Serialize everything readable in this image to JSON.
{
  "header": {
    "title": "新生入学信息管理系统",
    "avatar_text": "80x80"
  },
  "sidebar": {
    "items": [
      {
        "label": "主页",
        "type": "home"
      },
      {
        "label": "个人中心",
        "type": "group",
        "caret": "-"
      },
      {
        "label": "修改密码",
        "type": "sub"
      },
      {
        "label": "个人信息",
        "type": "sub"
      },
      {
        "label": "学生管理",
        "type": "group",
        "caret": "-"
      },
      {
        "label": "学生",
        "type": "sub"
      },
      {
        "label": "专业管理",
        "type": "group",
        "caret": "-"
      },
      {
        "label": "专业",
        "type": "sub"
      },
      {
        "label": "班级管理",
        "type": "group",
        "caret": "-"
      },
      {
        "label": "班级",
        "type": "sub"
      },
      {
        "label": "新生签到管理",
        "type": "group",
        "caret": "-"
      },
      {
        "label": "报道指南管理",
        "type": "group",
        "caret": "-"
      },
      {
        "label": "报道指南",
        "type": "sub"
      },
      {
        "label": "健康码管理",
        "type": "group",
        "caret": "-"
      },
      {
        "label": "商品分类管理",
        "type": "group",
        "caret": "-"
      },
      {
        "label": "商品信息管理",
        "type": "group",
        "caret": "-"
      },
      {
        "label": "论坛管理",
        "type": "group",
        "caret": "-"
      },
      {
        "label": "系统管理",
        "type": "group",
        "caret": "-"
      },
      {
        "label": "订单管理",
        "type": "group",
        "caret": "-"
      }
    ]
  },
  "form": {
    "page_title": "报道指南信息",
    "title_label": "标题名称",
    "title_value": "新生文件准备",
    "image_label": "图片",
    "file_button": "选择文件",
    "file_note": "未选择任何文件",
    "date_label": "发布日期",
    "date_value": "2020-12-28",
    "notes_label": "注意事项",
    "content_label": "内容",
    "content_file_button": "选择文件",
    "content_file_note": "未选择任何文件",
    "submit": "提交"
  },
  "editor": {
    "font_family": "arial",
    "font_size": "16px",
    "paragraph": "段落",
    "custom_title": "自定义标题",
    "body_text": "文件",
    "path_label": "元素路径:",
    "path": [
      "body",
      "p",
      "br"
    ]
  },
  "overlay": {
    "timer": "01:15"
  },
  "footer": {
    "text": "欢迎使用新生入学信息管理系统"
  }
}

● WHAT THE EXERCISE ASKS: Each of the records should be retyped exactly.

● REPLY TO THE EXERCISE:
Serialize everything readable in this image to JSON.
{
  "header": {
    "title": "新生入学信息管理系统",
    "avatar_text": "80x80"
  },
  "sidebar": {
    "items": [
      {
        "label": "主页",
        "type": "home"
      },
      {
        "label": "个人中心",
        "type": "group",
        "caret": "-"
      },
      {
        "label": "修改密码",
        "type": "sub"
      },
      {
        "label": "个人信息",
        "type": "sub"
      },
      {
        "label": "学生管理",
        "type": "group",
        "caret": "-"
      },
      {
        "label": "学生",
        "type": "sub"
      },
      {
        "label": "专业管理",
        "type": "group",
        "caret": "-"
      },
      {
        "label": "专业",
        "type": "sub"
      },
      {
        "label": "班级管理",
        "type": "group",
        "caret": "-"
      },
      {
        "label": "班级",
        "type": "sub"
      },
      {
        "label": "新生签到管理",
        "type": "group",
        "caret": "-"
      },
      {
        "label": "报道指南管理",
        "type": "group",
        "caret": "-"
      },
      {
        "label": "报道指南",
        "type": "sub"
      },
      {
        "label": "健康码管理",
        "type": "group",
        "caret": "-"
      },
      {
        "label": "商品分类管理",
        "type": "group",
        "caret": "-"
      },
      {
        "label": "商品信息管理",
        "type": "group",
        "caret": "-"
      },
      {
        "label": "论坛管理",
        "type": "group",
        "caret": "-"
      },
      {
        "label": "系统管理",
        "type": "group",
        "caret": "-"
      },
      {
        "label": "订单管理",
        "type": "group",
        "caret": "-"
      }
    ]
  },
  "form": {
    "page_title": "报道指南信息",
    "title_label": "标题名称",
    "title_value": "新生文件准备",
    "image_label": "图片",
    "file_button": "选择文件",
    "file_note": "未选择任何文件",
    "date_label": "发布日期",
    "date_value": "2020-12-28",
    "notes_label": "注意事项",
    "content_label": "内容",
    "content_file_button": "选择文件",
    "content_file_note": "未选择任何文件",
    "submit": "提交"
  },
  "editor": {
    "font_family": "arial",
    "font_size": "16px",
    "paragraph": "段落",
    "custom_title": "自定义标题",
    "body_text": "文件",
    "path_label": "元素路径:",
    "path": [
      "body",
      "p",
      "br"
    ]
  },
  "overlay": {
    "timer": "01:15"
  },
  "footer": {
    "text": "欢迎使用新生入学信息管理系统"
  }
}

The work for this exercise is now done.